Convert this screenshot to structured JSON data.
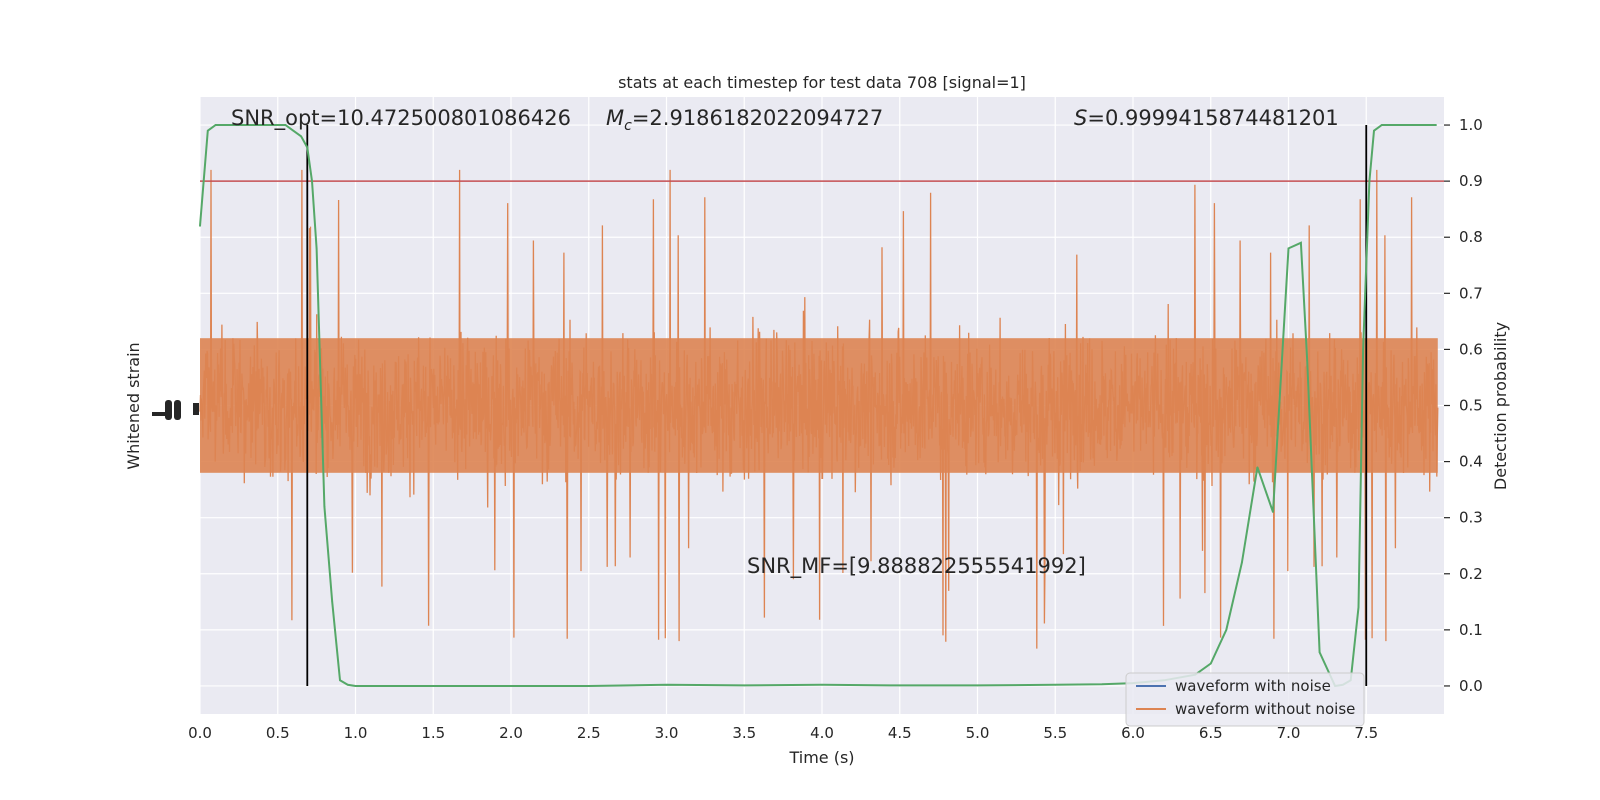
{
  "chart_data": {
    "type": "line",
    "title": "stats at each timestep for test data 708 [signal=1]",
    "xlabel": "Time (s)",
    "ylabel_left": "Whitened strain",
    "ylabel_right": "Detection probability",
    "xlim": [
      0.0,
      8.0
    ],
    "ylim_right": [
      -0.05,
      1.05
    ],
    "x_ticks": [
      "0.0",
      "0.5",
      "1.0",
      "1.5",
      "2.0",
      "2.5",
      "3.0",
      "3.5",
      "4.0",
      "4.5",
      "5.0",
      "5.5",
      "6.0",
      "6.5",
      "7.0",
      "7.5"
    ],
    "y_ticks_right": [
      "0.0",
      "0.1",
      "0.2",
      "0.3",
      "0.4",
      "0.5",
      "0.6",
      "0.7",
      "0.8",
      "0.9",
      "1.0"
    ],
    "grid": true,
    "legend_placement": "lower-right",
    "annotations": {
      "snr_opt": "SNR_opt=10.472500801086426",
      "mc_symbol": "M",
      "mc_sub": "c",
      "mc_value": "=2.9186182022094727",
      "s_symbol": "S",
      "s_value": "=0.9999415874481201",
      "snr_mf": "SNR_MF=[9.888822555541992]"
    },
    "threshold": 0.9,
    "vlines": [
      0.69,
      7.5
    ],
    "series": [
      {
        "name": "waveform with noise",
        "color": "#4c72b0",
        "kind": "noise-trace",
        "visible_in_plot": false
      },
      {
        "name": "waveform without noise",
        "color": "#dd8452",
        "kind": "noise-trace",
        "approx_envelope": {
          "center": 0.5,
          "typical_upper": 0.7,
          "typical_lower": 0.3,
          "max": 0.92,
          "min": 0.0
        }
      },
      {
        "name": "Detection probability",
        "color": "#55a868",
        "axis": "right",
        "x": [
          0.0,
          0.05,
          0.1,
          0.2,
          0.3,
          0.4,
          0.5,
          0.55,
          0.6,
          0.65,
          0.69,
          0.72,
          0.75,
          0.8,
          0.85,
          0.9,
          0.95,
          1.0,
          1.1,
          1.5,
          2.0,
          2.5,
          3.0,
          3.5,
          4.0,
          4.5,
          5.0,
          5.5,
          5.8,
          6.0,
          6.2,
          6.4,
          6.5,
          6.6,
          6.7,
          6.8,
          6.9,
          7.0,
          7.08,
          7.12,
          7.2,
          7.3,
          7.35,
          7.4,
          7.45,
          7.48,
          7.52,
          7.55,
          7.6,
          7.65,
          7.8,
          7.95
        ],
        "y": [
          0.82,
          0.99,
          1.0,
          1.0,
          1.0,
          1.0,
          1.0,
          1.0,
          0.99,
          0.98,
          0.96,
          0.9,
          0.78,
          0.32,
          0.15,
          0.01,
          0.002,
          0.0,
          0.0,
          0.0,
          0.0,
          0.0,
          0.002,
          0.001,
          0.002,
          0.001,
          0.001,
          0.002,
          0.003,
          0.005,
          0.01,
          0.02,
          0.04,
          0.1,
          0.22,
          0.39,
          0.31,
          0.78,
          0.79,
          0.58,
          0.06,
          0.0,
          0.002,
          0.01,
          0.14,
          0.6,
          0.9,
          0.99,
          1.0,
          1.0,
          1.0,
          1.0
        ]
      }
    ]
  }
}
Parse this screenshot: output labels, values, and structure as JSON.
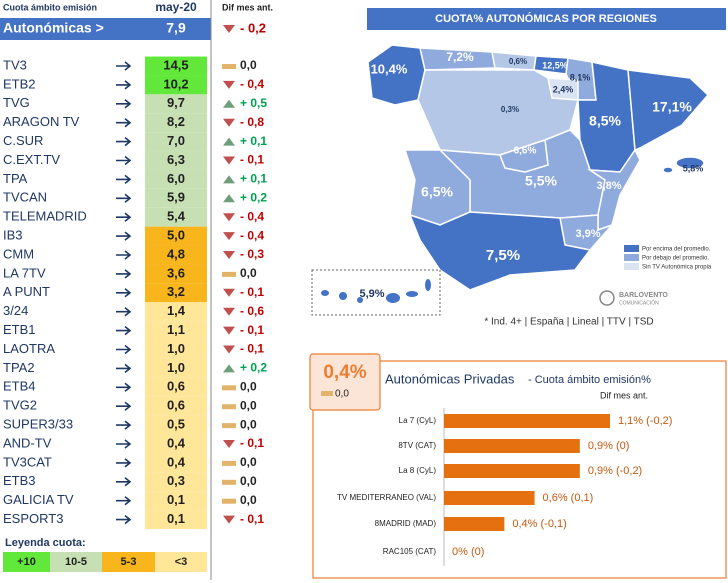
{
  "table": {
    "header": {
      "label": "Cuota ámbito emisión",
      "period": "may-20",
      "diff": "Dif mes ant."
    },
    "summary": {
      "name": "Autonómicas >",
      "share": "7,9",
      "diff": "- 0,2"
    },
    "rows": [
      {
        "name": "TV3",
        "share": "14,5",
        "diff": "0,0",
        "color": "#62e83a"
      },
      {
        "name": "ETB2",
        "share": "10,2",
        "diff": "- 0,4",
        "color": "#62e83a"
      },
      {
        "name": "TVG",
        "share": "9,7",
        "diff": "+ 0,5",
        "color": "#c6e0b4"
      },
      {
        "name": "ARAGON TV",
        "share": "8,2",
        "diff": "- 0,8",
        "color": "#c6e0b4"
      },
      {
        "name": "C.SUR",
        "share": "7,0",
        "diff": "+ 0,1",
        "color": "#c6e0b4"
      },
      {
        "name": "C.EXT.TV",
        "share": "6,3",
        "diff": "- 0,1",
        "color": "#c6e0b4"
      },
      {
        "name": "TPA",
        "share": "6,0",
        "diff": "+ 0,1",
        "color": "#c6e0b4"
      },
      {
        "name": "TVCAN",
        "share": "5,9",
        "diff": "+ 0,2",
        "color": "#c6e0b4"
      },
      {
        "name": "TELEMADRID",
        "share": "5,4",
        "diff": "- 0,4",
        "color": "#c6e0b4"
      },
      {
        "name": "IB3",
        "share": "5,0",
        "diff": "- 0,4",
        "color": "#f8b51c"
      },
      {
        "name": "CMM",
        "share": "4,8",
        "diff": "- 0,3",
        "color": "#f8b51c"
      },
      {
        "name": "LA 7TV",
        "share": "3,6",
        "diff": "0,0",
        "color": "#f8b51c"
      },
      {
        "name": "A PUNT",
        "share": "3,2",
        "diff": "- 0,1",
        "color": "#f8b51c"
      },
      {
        "name": "3/24",
        "share": "1,4",
        "diff": "- 0,6",
        "color": "#ffe699"
      },
      {
        "name": "ETB1",
        "share": "1,1",
        "diff": "- 0,1",
        "color": "#ffe699"
      },
      {
        "name": "LAOTRA",
        "share": "1,0",
        "diff": "- 0,1",
        "color": "#ffe699"
      },
      {
        "name": "TPA2",
        "share": "1,0",
        "diff": "+ 0,2",
        "color": "#ffe699"
      },
      {
        "name": "ETB4",
        "share": "0,6",
        "diff": "0,0",
        "color": "#ffe699"
      },
      {
        "name": "TVG2",
        "share": "0,6",
        "diff": "0,0",
        "color": "#ffe699"
      },
      {
        "name": "SUPER3/33",
        "share": "0,5",
        "diff": "0,0",
        "color": "#ffe699"
      },
      {
        "name": "AND-TV",
        "share": "0,4",
        "diff": "- 0,1",
        "color": "#ffe699"
      },
      {
        "name": "TV3CAT",
        "share": "0,4",
        "diff": "0,0",
        "color": "#ffe699"
      },
      {
        "name": "ETB3",
        "share": "0,3",
        "diff": "0,0",
        "color": "#ffe699"
      },
      {
        "name": "GALICIA TV",
        "share": "0,1",
        "diff": "0,0",
        "color": "#ffe699"
      },
      {
        "name": "ESPORT3",
        "share": "0,1",
        "diff": "- 0,1",
        "color": "#ffe699"
      }
    ]
  },
  "legend": {
    "title": "Leyenda cuota:",
    "items": [
      {
        "label": "+10",
        "color": "#62e83a"
      },
      {
        "label": "10-5",
        "color": "#c6e0b4"
      },
      {
        "label": "5-3",
        "color": "#f8b51c"
      },
      {
        "label": "<3",
        "color": "#ffe699"
      }
    ]
  },
  "map": {
    "title": "CUOTA% AUTONÓMICAS POR REGIONES",
    "labels": [
      "10,4%",
      "7,2%",
      "0,6%",
      "12,5%",
      "8,1%",
      "2,4%",
      "0,3%",
      "17,1%",
      "8,5%",
      "6,6%",
      "5,5%",
      "6,5%",
      "3,8%",
      "5,8%",
      "3,9%",
      "7,5%",
      "5,9%"
    ],
    "legend": [
      "Por encima del promedio.",
      "Por debajo del promedio.",
      "Sin TV Autonómica propia"
    ],
    "logo": [
      "BARLOVENTO",
      "COMUNICACIÓN"
    ],
    "footnote": "* Ind. 4+ | España | Lineal | TTV | TSD"
  },
  "privadas": {
    "share": "0,4%",
    "diff": "0,0",
    "subtitle": "- Cuota ámbito emisión%",
    "diff_header": "Dif mes ant."
  },
  "chart_data": {
    "type": "bar",
    "orientation": "horizontal",
    "title": "Autonómicas Privadas",
    "categories": [
      "La 7 (CyL)",
      "8TV (CAT)",
      "La 8 (CyL)",
      "TV MEDITERRANEO (VAL)",
      "8MADRID (MAD)",
      "RAC105 (CAT)"
    ],
    "values": [
      1.1,
      0.9,
      0.9,
      0.6,
      0.4,
      0
    ],
    "value_labels": [
      "1,1% (-0,2)",
      "0,9% (0)",
      "0,9% (-0,2)",
      "0,6% (0,1)",
      "0,4% (-0,1)",
      "0% (0)"
    ],
    "color": "#e4700f"
  }
}
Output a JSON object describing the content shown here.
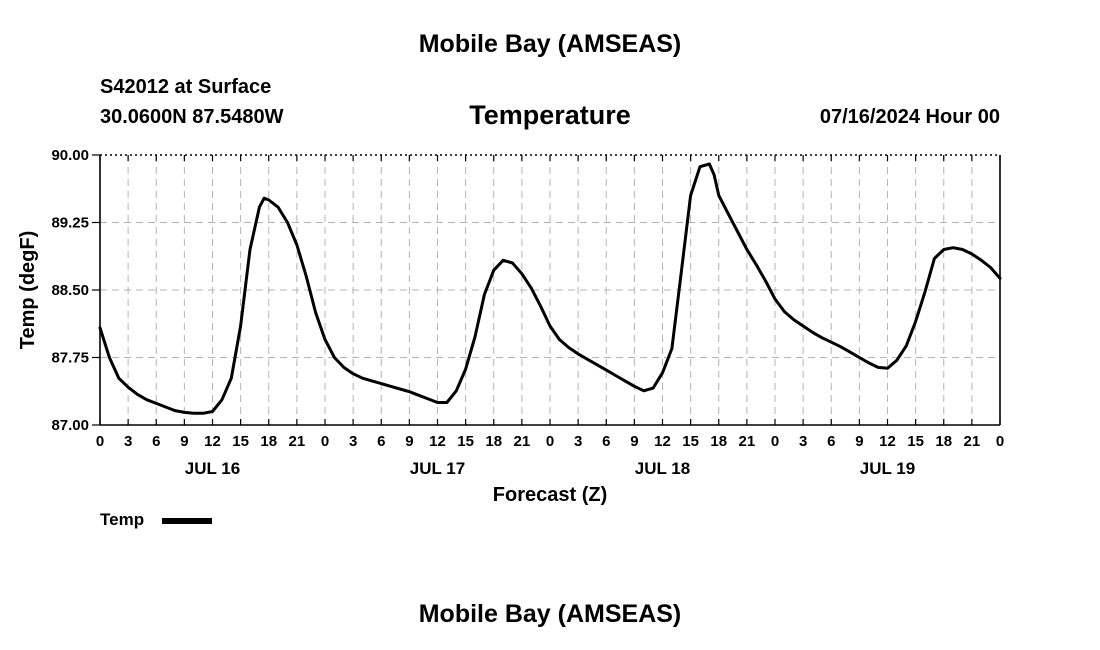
{
  "header": {
    "main_title": "Mobile Bay (AMSEAS)",
    "station": "S42012 at Surface",
    "coords": "30.0600N  87.5480W",
    "forecast_time": "07/16/2024 Hour 00",
    "footer_title": "Mobile Bay (AMSEAS)"
  },
  "chart_data": {
    "type": "line",
    "title": "Temperature",
    "xlabel": "Forecast (Z)",
    "ylabel": "Temp (degF)",
    "ylim": [
      87.0,
      90.0
    ],
    "xlim_hours": [
      0,
      96
    ],
    "y_ticks": [
      "87.00",
      "87.75",
      "88.50",
      "89.25",
      "90.00"
    ],
    "y_tick_values": [
      87.0,
      87.75,
      88.5,
      89.25,
      90.0
    ],
    "x_tick_labels": [
      "0",
      "3",
      "6",
      "9",
      "12",
      "15",
      "18",
      "21",
      "0",
      "3",
      "6",
      "9",
      "12",
      "15",
      "18",
      "21",
      "0",
      "3",
      "6",
      "9",
      "12",
      "15",
      "18",
      "21",
      "0",
      "3",
      "6",
      "9",
      "12",
      "15",
      "18",
      "21",
      "0"
    ],
    "day_labels": [
      "JUL 16",
      "JUL 17",
      "JUL 18",
      "JUL 19"
    ],
    "day_label_hours": [
      12,
      36,
      60,
      84
    ],
    "grid": true,
    "legend": "bottom-left",
    "series": [
      {
        "name": "Temp",
        "color": "#000000",
        "x": [
          0,
          1,
          2,
          3,
          4,
          5,
          6,
          7,
          8,
          9,
          10,
          11,
          12,
          13,
          14,
          15,
          16,
          17,
          17.5,
          18,
          19,
          20,
          21,
          22,
          23,
          24,
          25,
          26,
          27,
          28,
          29,
          30,
          31,
          32,
          33,
          34,
          35,
          36,
          37,
          38,
          39,
          40,
          41,
          42,
          43,
          44,
          45,
          46,
          47,
          48,
          49,
          50,
          51,
          52,
          53,
          54,
          55,
          56,
          57,
          58,
          59,
          60,
          61,
          62,
          63,
          64,
          65,
          65.5,
          66,
          67,
          68,
          69,
          70,
          71,
          72,
          73,
          74,
          75,
          76,
          77,
          78,
          79,
          80,
          81,
          82,
          83,
          84,
          85,
          86,
          87,
          88,
          89,
          90,
          91,
          92,
          93,
          94,
          95,
          96
        ],
        "values": [
          88.08,
          87.75,
          87.52,
          87.42,
          87.34,
          87.28,
          87.24,
          87.2,
          87.16,
          87.14,
          87.13,
          87.13,
          87.15,
          87.28,
          87.52,
          88.1,
          88.95,
          89.42,
          89.52,
          89.5,
          89.42,
          89.25,
          89.0,
          88.65,
          88.25,
          87.95,
          87.75,
          87.64,
          87.57,
          87.52,
          87.49,
          87.46,
          87.43,
          87.4,
          87.37,
          87.33,
          87.29,
          87.25,
          87.25,
          87.38,
          87.62,
          87.98,
          88.45,
          88.72,
          88.83,
          88.8,
          88.68,
          88.52,
          88.32,
          88.1,
          87.95,
          87.86,
          87.79,
          87.73,
          87.67,
          87.61,
          87.55,
          87.49,
          87.43,
          87.38,
          87.41,
          87.58,
          87.85,
          88.7,
          89.55,
          89.87,
          89.9,
          89.78,
          89.55,
          89.35,
          89.15,
          88.95,
          88.78,
          88.6,
          88.4,
          88.26,
          88.17,
          88.1,
          88.03,
          87.97,
          87.92,
          87.87,
          87.81,
          87.75,
          87.69,
          87.64,
          87.63,
          87.72,
          87.88,
          88.15,
          88.48,
          88.85,
          88.95,
          88.97,
          88.95,
          88.9,
          88.83,
          88.75,
          88.63
        ]
      }
    ]
  }
}
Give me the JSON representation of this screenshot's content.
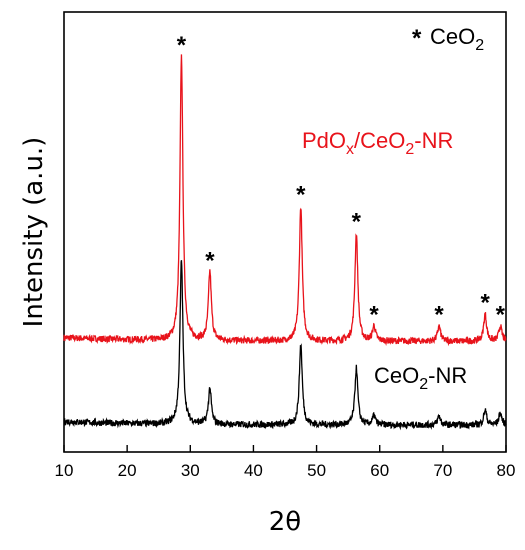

Required work >>
Reproduce every line of the listing above in which the string "content" appears.

Solution >>
Output a JSON object describing the content shown here.
Give me the JSON representation of this screenshot's content.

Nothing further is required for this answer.